THE REQUEST. Copy each entry as it stands, leaving nothing out.

[Dataset rows about figures]
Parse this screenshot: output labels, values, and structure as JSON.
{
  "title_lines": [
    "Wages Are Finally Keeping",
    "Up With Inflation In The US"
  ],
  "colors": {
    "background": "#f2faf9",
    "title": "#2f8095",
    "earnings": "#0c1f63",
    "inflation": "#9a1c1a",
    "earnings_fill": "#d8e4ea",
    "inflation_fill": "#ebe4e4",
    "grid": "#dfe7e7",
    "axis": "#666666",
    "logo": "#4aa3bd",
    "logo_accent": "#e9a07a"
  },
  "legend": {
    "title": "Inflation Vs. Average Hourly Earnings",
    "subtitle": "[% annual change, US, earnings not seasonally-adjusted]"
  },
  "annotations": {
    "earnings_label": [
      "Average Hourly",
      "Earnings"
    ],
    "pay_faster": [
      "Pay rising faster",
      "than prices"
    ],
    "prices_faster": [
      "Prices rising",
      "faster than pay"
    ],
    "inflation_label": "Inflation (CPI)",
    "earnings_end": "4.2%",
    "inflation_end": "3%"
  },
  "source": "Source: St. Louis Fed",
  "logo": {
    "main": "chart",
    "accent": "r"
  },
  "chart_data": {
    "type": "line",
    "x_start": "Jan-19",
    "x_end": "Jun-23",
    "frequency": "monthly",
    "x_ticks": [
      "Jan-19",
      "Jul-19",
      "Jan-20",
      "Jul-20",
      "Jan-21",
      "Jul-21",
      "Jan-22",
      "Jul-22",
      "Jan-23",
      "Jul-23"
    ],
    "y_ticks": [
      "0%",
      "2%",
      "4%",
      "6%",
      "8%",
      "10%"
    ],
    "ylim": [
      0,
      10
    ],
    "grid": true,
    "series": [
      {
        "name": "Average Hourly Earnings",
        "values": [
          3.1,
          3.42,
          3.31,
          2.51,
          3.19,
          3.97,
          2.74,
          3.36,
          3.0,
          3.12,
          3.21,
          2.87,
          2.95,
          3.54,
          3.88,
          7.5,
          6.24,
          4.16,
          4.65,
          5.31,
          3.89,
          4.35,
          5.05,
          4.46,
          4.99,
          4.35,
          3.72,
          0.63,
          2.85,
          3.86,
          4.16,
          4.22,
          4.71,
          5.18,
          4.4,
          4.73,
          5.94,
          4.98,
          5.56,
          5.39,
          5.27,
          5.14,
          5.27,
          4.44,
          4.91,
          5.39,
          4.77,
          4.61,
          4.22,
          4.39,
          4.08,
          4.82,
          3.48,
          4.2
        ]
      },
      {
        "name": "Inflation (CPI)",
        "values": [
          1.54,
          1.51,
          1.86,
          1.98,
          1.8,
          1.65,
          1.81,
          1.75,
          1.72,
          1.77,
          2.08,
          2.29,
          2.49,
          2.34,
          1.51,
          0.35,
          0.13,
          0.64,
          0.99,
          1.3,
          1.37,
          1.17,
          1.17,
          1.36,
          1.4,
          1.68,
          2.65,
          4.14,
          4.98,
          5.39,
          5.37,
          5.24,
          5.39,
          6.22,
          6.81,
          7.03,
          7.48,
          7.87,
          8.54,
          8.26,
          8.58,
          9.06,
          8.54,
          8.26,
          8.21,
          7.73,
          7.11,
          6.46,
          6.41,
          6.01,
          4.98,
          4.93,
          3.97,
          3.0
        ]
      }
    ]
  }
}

SOLUTION FOR THIS TASK.
Parse this screenshot: output labels, values, and structure as JSON.
{
  "title_lines": [
    "Wages Are Finally Keeping",
    "Up With Inflation In The US"
  ],
  "colors": {
    "background": "#f2faf9",
    "title": "#2f8095",
    "earnings": "#0c1f63",
    "inflation": "#9a1c1a",
    "earnings_fill": "#d8e4ea",
    "inflation_fill": "#ebe4e4",
    "grid": "#dfe7e7",
    "axis": "#666666",
    "logo": "#4aa3bd",
    "logo_accent": "#e9a07a"
  },
  "legend": {
    "title": "Inflation Vs. Average Hourly Earnings",
    "subtitle": "[% annual change, US, earnings not seasonally-adjusted]"
  },
  "annotations": {
    "earnings_label": [
      "Average Hourly",
      "Earnings"
    ],
    "pay_faster": [
      "Pay rising faster",
      "than prices"
    ],
    "prices_faster": [
      "Prices rising",
      "faster than pay"
    ],
    "inflation_label": "Inflation (CPI)",
    "earnings_end": "4.2%",
    "inflation_end": "3%"
  },
  "source": "Source: St. Louis Fed",
  "logo": {
    "main": "chart",
    "accent": "r"
  },
  "chart_data": {
    "type": "line",
    "x_start": "Jan-19",
    "x_end": "Jun-23",
    "frequency": "monthly",
    "x_ticks": [
      "Jan-19",
      "Jul-19",
      "Jan-20",
      "Jul-20",
      "Jan-21",
      "Jul-21",
      "Jan-22",
      "Jul-22",
      "Jan-23",
      "Jul-23"
    ],
    "y_ticks": [
      "0%",
      "2%",
      "4%",
      "6%",
      "8%",
      "10%"
    ],
    "ylim": [
      0,
      10
    ],
    "grid": true,
    "series": [
      {
        "name": "Average Hourly Earnings",
        "values": [
          3.1,
          3.42,
          3.31,
          2.51,
          3.19,
          3.97,
          2.74,
          3.36,
          3.0,
          3.12,
          3.21,
          2.87,
          2.95,
          3.54,
          3.88,
          7.5,
          6.24,
          4.16,
          4.65,
          5.31,
          3.89,
          4.35,
          5.05,
          4.46,
          4.99,
          4.35,
          3.72,
          0.63,
          2.85,
          3.86,
          4.16,
          4.22,
          4.71,
          5.18,
          4.4,
          4.73,
          5.94,
          4.98,
          5.56,
          5.39,
          5.27,
          5.14,
          5.27,
          4.44,
          4.91,
          5.39,
          4.77,
          4.61,
          4.22,
          4.39,
          4.08,
          4.82,
          3.48,
          4.2
        ]
      },
      {
        "name": "Inflation (CPI)",
        "values": [
          1.54,
          1.51,
          1.86,
          1.98,
          1.8,
          1.65,
          1.81,
          1.75,
          1.72,
          1.77,
          2.08,
          2.29,
          2.49,
          2.34,
          1.51,
          0.35,
          0.13,
          0.64,
          0.99,
          1.3,
          1.37,
          1.17,
          1.17,
          1.36,
          1.4,
          1.68,
          2.65,
          4.14,
          4.98,
          5.39,
          5.37,
          5.24,
          5.39,
          6.22,
          6.81,
          7.03,
          7.48,
          7.87,
          8.54,
          8.26,
          8.58,
          9.06,
          8.54,
          8.26,
          8.21,
          7.73,
          7.11,
          6.46,
          6.41,
          6.01,
          4.98,
          4.93,
          3.97,
          3.0
        ]
      }
    ]
  }
}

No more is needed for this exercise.